▸ GIVEN TASK
Give every line from the entries that contains "value".

Collected data
[Begin]
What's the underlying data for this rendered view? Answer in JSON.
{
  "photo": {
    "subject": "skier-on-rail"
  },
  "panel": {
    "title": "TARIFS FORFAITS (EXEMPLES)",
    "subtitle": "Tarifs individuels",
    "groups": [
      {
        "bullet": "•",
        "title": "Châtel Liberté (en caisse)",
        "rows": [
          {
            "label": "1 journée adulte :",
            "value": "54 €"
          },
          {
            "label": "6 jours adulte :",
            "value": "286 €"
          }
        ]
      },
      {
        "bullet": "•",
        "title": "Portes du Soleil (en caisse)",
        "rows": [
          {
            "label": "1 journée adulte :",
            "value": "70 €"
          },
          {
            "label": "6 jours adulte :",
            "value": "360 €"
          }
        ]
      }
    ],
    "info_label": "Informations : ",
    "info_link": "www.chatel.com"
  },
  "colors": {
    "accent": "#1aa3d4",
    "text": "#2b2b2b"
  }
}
[End]
▸ REPLY
            "value": "54 €"
            "value": "286 €"
            "value": "70 €"
            "value": "360 €"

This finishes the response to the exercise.